→ SET PROBLEM
Below are some records. How many of their lines contain the string "Предоставление"? Give the number only.

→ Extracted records
++++++++++++++++++++

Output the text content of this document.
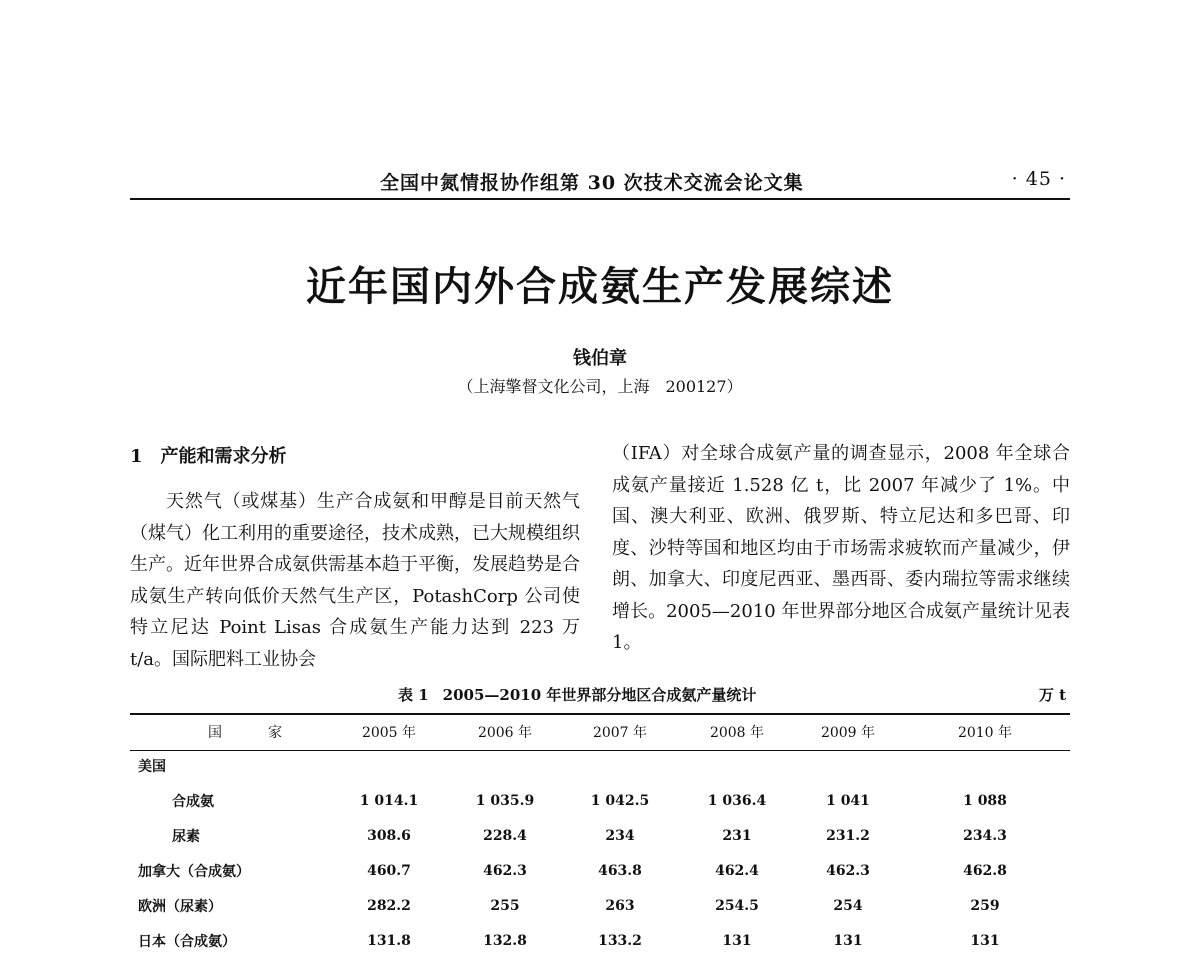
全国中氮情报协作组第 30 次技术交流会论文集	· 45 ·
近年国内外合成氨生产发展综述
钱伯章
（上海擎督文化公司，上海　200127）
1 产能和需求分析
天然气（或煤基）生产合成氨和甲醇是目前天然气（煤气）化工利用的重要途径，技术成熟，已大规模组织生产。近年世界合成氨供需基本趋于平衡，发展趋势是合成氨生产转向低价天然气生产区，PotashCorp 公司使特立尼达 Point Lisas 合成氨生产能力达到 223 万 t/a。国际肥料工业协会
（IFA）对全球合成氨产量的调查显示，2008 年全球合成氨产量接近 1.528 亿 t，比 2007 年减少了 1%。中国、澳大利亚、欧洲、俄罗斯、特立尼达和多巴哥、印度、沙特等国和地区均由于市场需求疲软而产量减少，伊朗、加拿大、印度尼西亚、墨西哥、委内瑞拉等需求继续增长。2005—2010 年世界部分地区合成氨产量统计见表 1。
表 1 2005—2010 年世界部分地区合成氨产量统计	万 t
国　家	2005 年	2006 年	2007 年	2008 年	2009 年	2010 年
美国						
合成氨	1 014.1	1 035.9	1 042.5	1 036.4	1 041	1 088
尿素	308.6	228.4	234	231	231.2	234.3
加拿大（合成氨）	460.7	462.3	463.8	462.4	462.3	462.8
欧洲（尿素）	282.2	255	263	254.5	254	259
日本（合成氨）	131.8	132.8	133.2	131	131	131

++++++++++++++++++++

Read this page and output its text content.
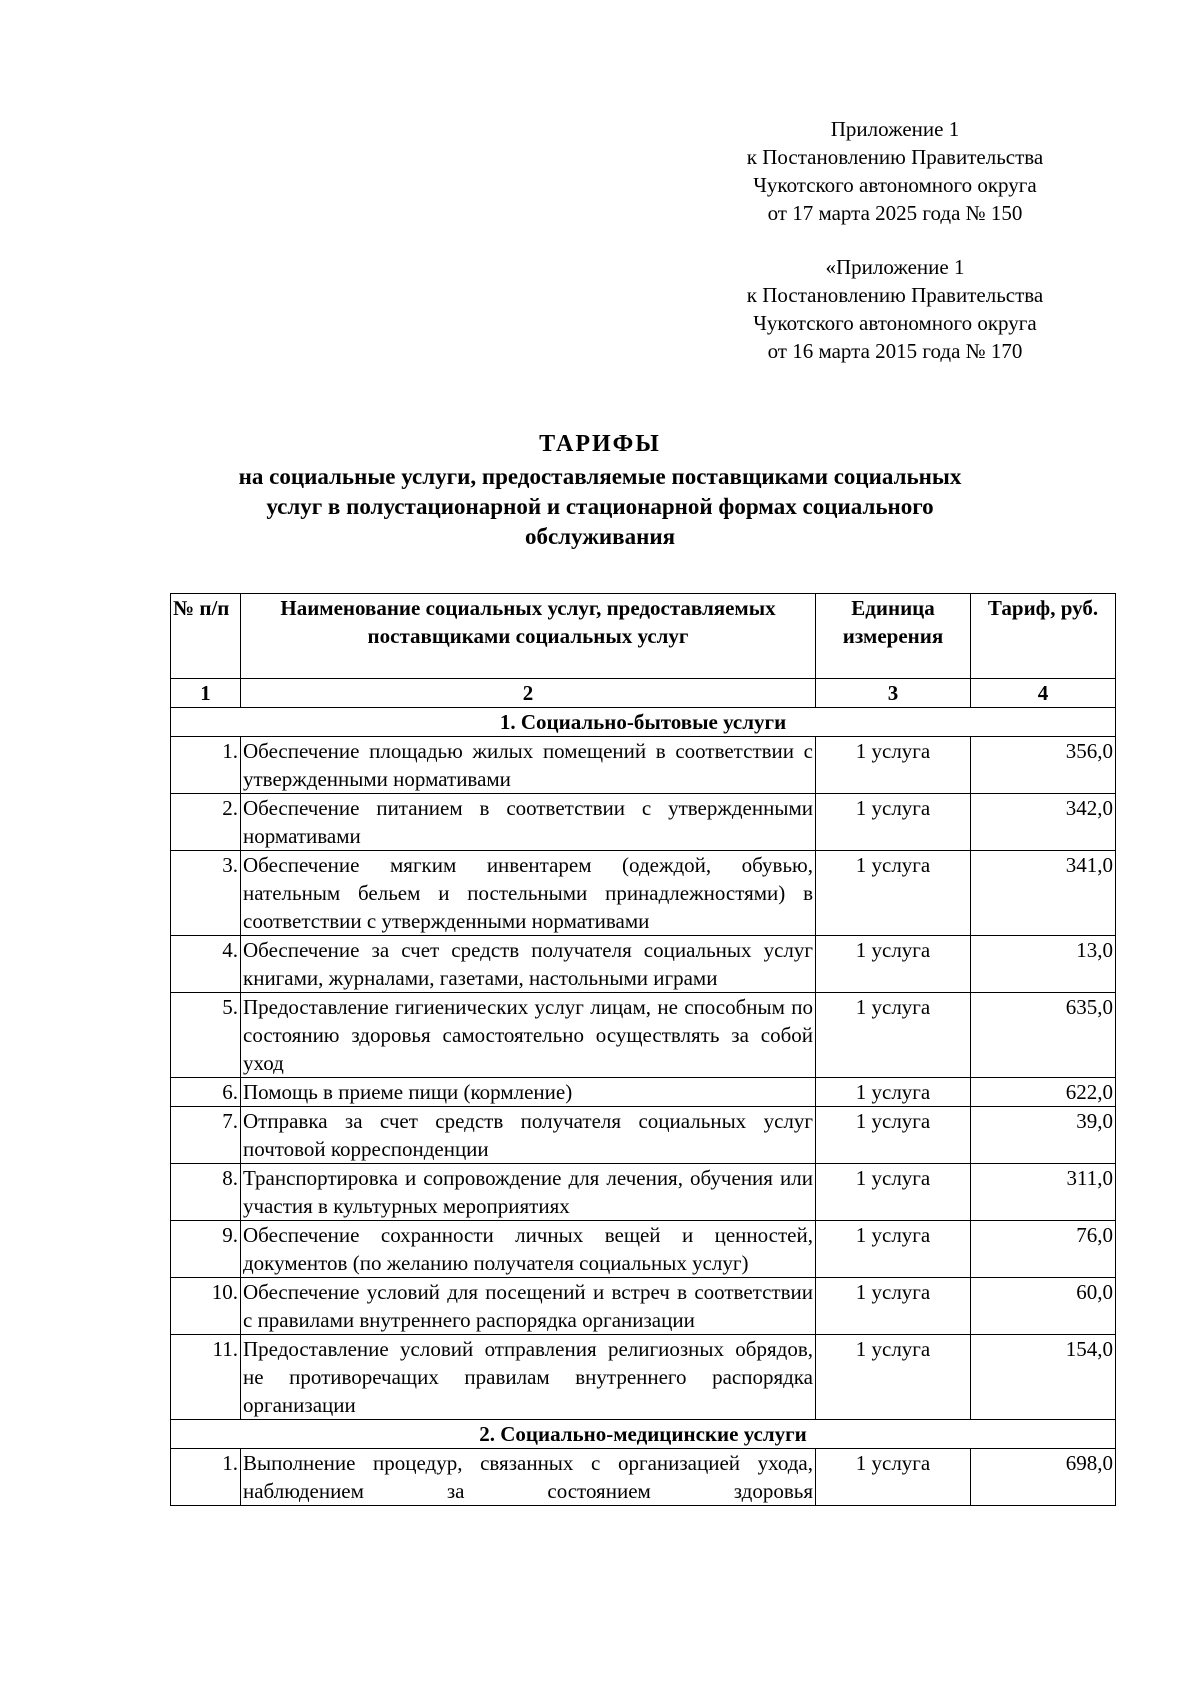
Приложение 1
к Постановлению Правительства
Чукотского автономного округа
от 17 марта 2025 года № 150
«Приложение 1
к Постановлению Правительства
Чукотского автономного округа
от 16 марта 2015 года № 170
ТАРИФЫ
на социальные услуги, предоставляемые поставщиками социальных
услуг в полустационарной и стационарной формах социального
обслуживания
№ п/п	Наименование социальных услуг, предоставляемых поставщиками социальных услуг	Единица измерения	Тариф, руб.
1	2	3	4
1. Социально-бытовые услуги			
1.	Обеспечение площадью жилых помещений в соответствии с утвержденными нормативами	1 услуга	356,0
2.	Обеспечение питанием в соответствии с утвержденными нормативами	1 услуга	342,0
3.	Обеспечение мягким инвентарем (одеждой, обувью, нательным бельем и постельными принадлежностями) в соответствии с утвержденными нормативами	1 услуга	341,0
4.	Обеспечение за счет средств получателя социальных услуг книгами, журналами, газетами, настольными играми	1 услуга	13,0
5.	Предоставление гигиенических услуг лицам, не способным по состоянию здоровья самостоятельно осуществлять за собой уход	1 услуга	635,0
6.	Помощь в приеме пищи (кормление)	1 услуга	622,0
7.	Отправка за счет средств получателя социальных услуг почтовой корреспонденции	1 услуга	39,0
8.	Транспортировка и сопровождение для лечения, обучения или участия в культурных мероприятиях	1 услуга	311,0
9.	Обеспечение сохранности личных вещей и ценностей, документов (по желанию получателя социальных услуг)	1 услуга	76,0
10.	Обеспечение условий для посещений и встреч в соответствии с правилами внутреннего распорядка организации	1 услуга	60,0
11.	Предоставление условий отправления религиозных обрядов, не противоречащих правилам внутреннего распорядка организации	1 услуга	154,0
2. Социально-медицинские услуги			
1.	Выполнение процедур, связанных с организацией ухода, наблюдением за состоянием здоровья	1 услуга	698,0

++++++++++++++++++++

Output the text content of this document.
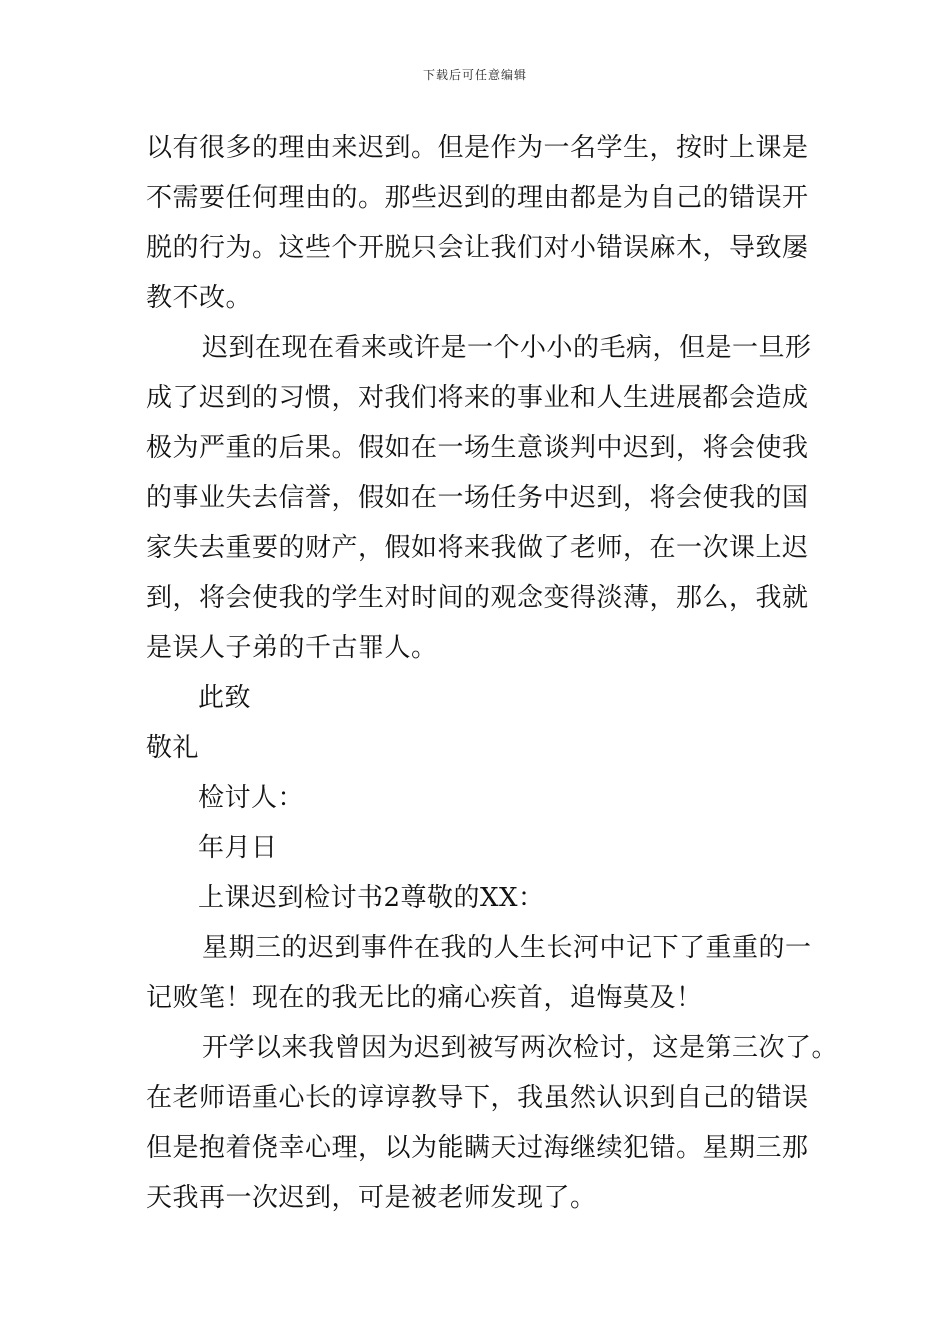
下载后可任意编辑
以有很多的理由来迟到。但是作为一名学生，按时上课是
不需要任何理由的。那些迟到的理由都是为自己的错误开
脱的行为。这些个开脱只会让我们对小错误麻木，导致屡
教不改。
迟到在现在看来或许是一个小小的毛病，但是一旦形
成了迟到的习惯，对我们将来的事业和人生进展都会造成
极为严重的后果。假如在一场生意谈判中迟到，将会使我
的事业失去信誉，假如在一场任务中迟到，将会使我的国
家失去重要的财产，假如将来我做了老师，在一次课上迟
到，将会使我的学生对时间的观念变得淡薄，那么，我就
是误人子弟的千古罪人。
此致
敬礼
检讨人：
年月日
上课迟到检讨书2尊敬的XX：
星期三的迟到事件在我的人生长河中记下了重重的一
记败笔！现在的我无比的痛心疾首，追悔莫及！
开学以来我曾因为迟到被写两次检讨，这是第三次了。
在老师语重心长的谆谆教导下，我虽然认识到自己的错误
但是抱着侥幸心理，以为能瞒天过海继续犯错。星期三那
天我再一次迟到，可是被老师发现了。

++++++++++++++++++++

→ TASK ANSWER
2